- **Task details**
For this exercise, repeat all of the material verbatim apart from its images.

[Start Data entries]

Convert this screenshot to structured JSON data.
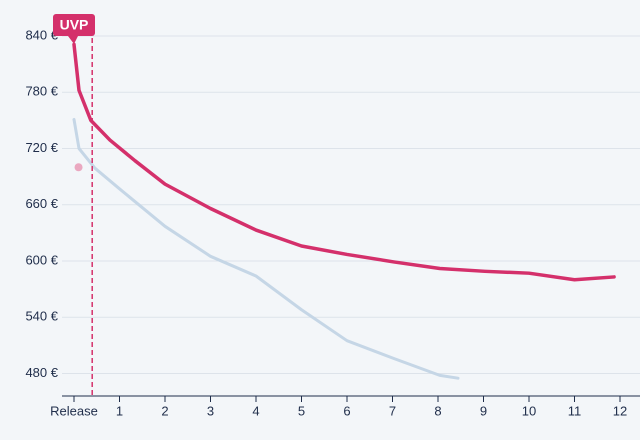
{
  "chart_data": {
    "type": "line",
    "annotation": {
      "label": "UVP",
      "x": 0.4,
      "color": "#d4306b"
    },
    "xlim": [
      0,
      12
    ],
    "xticks": [
      {
        "value": 0,
        "label": "Release"
      },
      1,
      2,
      3,
      4,
      5,
      6,
      7,
      8,
      9,
      10,
      11,
      12
    ],
    "ylim": [
      456,
      856
    ],
    "yticks": [
      {
        "value": 480,
        "label": "480 €"
      },
      {
        "value": 540,
        "label": "540 €"
      },
      {
        "value": 600,
        "label": "600 €"
      },
      {
        "value": 660,
        "label": "660 €"
      },
      {
        "value": 720,
        "label": "720 €"
      },
      {
        "value": 780,
        "label": "780 €"
      },
      {
        "value": 840,
        "label": "840 €"
      }
    ],
    "grid": true,
    "series": [
      {
        "color": "#c5d6e6",
        "x": [
          0,
          0.11,
          0.46,
          1,
          2,
          3,
          4,
          5,
          6,
          7.03,
          8.04,
          8.44
        ],
        "values": [
          751,
          720,
          699,
          677,
          637,
          605,
          584,
          548,
          515,
          496,
          478,
          475
        ]
      },
      {
        "color": "#d4306b",
        "x": [
          0,
          0.11,
          0.37,
          0.79,
          1.34,
          2,
          3,
          4,
          5,
          6,
          7.03,
          8.04,
          9.03,
          10,
          11,
          11.87
        ],
        "values": [
          831,
          782,
          750,
          729,
          707,
          682,
          656,
          633,
          616,
          607,
          599,
          592,
          589,
          587,
          580,
          583
        ]
      }
    ],
    "points": [
      {
        "x": 0.1,
        "y": 700,
        "color": "#eaa8c0"
      }
    ]
  }
}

[End Data entries]

- **The output**
Convert this screenshot to structured JSON data.
{
  "chart_data": {
    "type": "line",
    "annotation": {
      "label": "UVP",
      "x": 0.4,
      "color": "#d4306b"
    },
    "xlim": [
      0,
      12
    ],
    "xticks": [
      {
        "value": 0,
        "label": "Release"
      },
      1,
      2,
      3,
      4,
      5,
      6,
      7,
      8,
      9,
      10,
      11,
      12
    ],
    "ylim": [
      456,
      856
    ],
    "yticks": [
      {
        "value": 480,
        "label": "480 €"
      },
      {
        "value": 540,
        "label": "540 €"
      },
      {
        "value": 600,
        "label": "600 €"
      },
      {
        "value": 660,
        "label": "660 €"
      },
      {
        "value": 720,
        "label": "720 €"
      },
      {
        "value": 780,
        "label": "780 €"
      },
      {
        "value": 840,
        "label": "840 €"
      }
    ],
    "grid": true,
    "series": [
      {
        "color": "#c5d6e6",
        "x": [
          0,
          0.11,
          0.46,
          1,
          2,
          3,
          4,
          5,
          6,
          7.03,
          8.04,
          8.44
        ],
        "values": [
          751,
          720,
          699,
          677,
          637,
          605,
          584,
          548,
          515,
          496,
          478,
          475
        ]
      },
      {
        "color": "#d4306b",
        "x": [
          0,
          0.11,
          0.37,
          0.79,
          1.34,
          2,
          3,
          4,
          5,
          6,
          7.03,
          8.04,
          9.03,
          10,
          11,
          11.87
        ],
        "values": [
          831,
          782,
          750,
          729,
          707,
          682,
          656,
          633,
          616,
          607,
          599,
          592,
          589,
          587,
          580,
          583
        ]
      }
    ],
    "points": [
      {
        "x": 0.1,
        "y": 700,
        "color": "#eaa8c0"
      }
    ]
  }
}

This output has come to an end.